**What you have to do:**
Return every record below exactly as written, but leave out the pictures.

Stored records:
%%

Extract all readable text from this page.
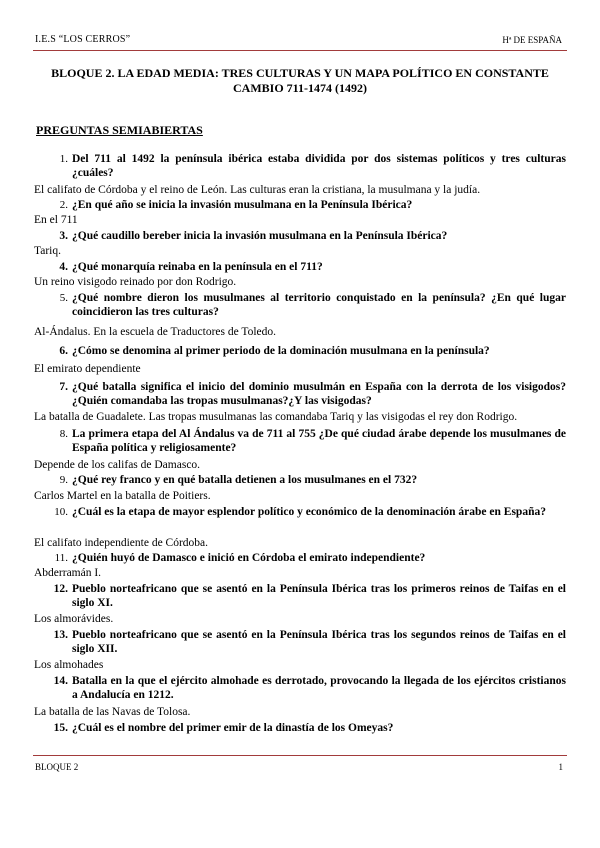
I.E.S “LOS CERROS”	Hª DE ESPAÑA
BLOQUE 2. LA EDAD MEDIA: TRES CULTURAS Y UN MAPA POLÍTICO EN CONSTANTE CAMBIO 711-1474 (1492)
PREGUNTAS SEMIABIERTAS
1. Del 711 al 1492 la península ibérica estaba dividida por dos sistemas políticos y tres culturas ¿cuáles?
El califato de Córdoba y el reino de León. Las culturas eran la cristiana, la musulmana y la judía.
2. ¿En qué año se inicia la invasión musulmana en la Península Ibérica?
En el 711
3. ¿Qué caudillo bereber inicia la invasión musulmana en la Península Ibérica?
Tariq.
4. ¿Qué monarquía reinaba en la península en el 711?
Un reino visigodo reinado por don Rodrigo.
5. ¿Qué nombre dieron los musulmanes al territorio conquistado en la península? ¿En qué lugar coincidieron las tres culturas?
Al-Ándalus. En la escuela de Traductores de Toledo.
6. ¿Cómo se denomina al primer periodo de la dominación musulmana en la península?
El emirato dependiente
7. ¿Qué batalla significa el inicio del dominio musulmán en España con la derrota de los visigodos? ¿Quién comandaba las tropas musulmanas?¿Y las visigodas?
La batalla de Guadalete. Las tropas musulmanas las comandaba Tariq y las visigodas el rey don Rodrigo.
8. La primera etapa del Al Ándalus va de 711 al 755 ¿De qué ciudad árabe depende los musulmanes de España política y religiosamente?
Depende de los califas de Damasco.
9. ¿Qué rey franco y en qué batalla detienen a los musulmanes en el 732?
Carlos Martel en la batalla de Poitiers.
10. ¿Cuál es la etapa de mayor esplendor político y económico de la denominación árabe en España?
El califato independiente de Córdoba.
11. ¿Quién huyó de Damasco e inició en Córdoba el emirato independiente?
Abderramán I.
12. Pueblo norteafricano que se asentó en la Península Ibérica tras los primeros reinos de Taifas en el siglo XI.
Los almorávides.
13. Pueblo norteafricano que se asentó en la Península Ibérica tras los segundos reinos de Taifas en el siglo XII.
Los almohades
14. Batalla en la que el ejército almohade es derrotado, provocando la llegada de los ejércitos cristianos a Andalucía en 1212.
La batalla de las Navas de Tolosa.
15. ¿Cuál es el nombre del primer emir de la dinastía de los Omeyas?
BLOQUE 2	1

%%

**Task solution:**
Extract all readable text from this page.
I.E.S “LOS CERROS”	Hª DE ESPAÑA
BLOQUE 2. LA EDAD MEDIA: TRES CULTURAS Y UN MAPA POLÍTICO EN CONSTANTE CAMBIO 711-1474 (1492)
PREGUNTAS SEMIABIERTAS
1. Del 711 al 1492 la península ibérica estaba dividida por dos sistemas políticos y tres culturas ¿cuáles?
El califato de Córdoba y el reino de León. Las culturas eran la cristiana, la musulmana y la judía.
2. ¿En qué año se inicia la invasión musulmana en la Península Ibérica?
En el 711
3. ¿Qué caudillo bereber inicia la invasión musulmana en la Península Ibérica?
Tariq.
4. ¿Qué monarquía reinaba en la península en el 711?
Un reino visigodo reinado por don Rodrigo.
5. ¿Qué nombre dieron los musulmanes al territorio conquistado en la península? ¿En qué lugar coincidieron las tres culturas?
Al-Ándalus. En la escuela de Traductores de Toledo.
6. ¿Cómo se denomina al primer periodo de la dominación musulmana en la península?
El emirato dependiente
7. ¿Qué batalla significa el inicio del dominio musulmán en España con la derrota de los visigodos? ¿Quién comandaba las tropas musulmanas?¿Y las visigodas?
La batalla de Guadalete. Las tropas musulmanas las comandaba Tariq y las visigodas el rey don Rodrigo.
8. La primera etapa del Al Ándalus va de 711 al 755 ¿De qué ciudad árabe depende los musulmanes de España política y religiosamente?
Depende de los califas de Damasco.
9. ¿Qué rey franco y en qué batalla detienen a los musulmanes en el 732?
Carlos Martel en la batalla de Poitiers.
10. ¿Cuál es la etapa de mayor esplendor político y económico de la denominación árabe en España?
El califato independiente de Córdoba.
11. ¿Quién huyó de Damasco e inició en Córdoba el emirato independiente?
Abderramán I.
12. Pueblo norteafricano que se asentó en la Península Ibérica tras los primeros reinos de Taifas en el siglo XI.
Los almorávides.
13. Pueblo norteafricano que se asentó en la Península Ibérica tras los segundos reinos de Taifas en el siglo XII.
Los almohades
14. Batalla en la que el ejército almohade es derrotado, provocando la llegada de los ejércitos cristianos a Andalucía en 1212.
La batalla de las Navas de Tolosa.
15. ¿Cuál es el nombre del primer emir de la dinastía de los Omeyas?
BLOQUE 2	1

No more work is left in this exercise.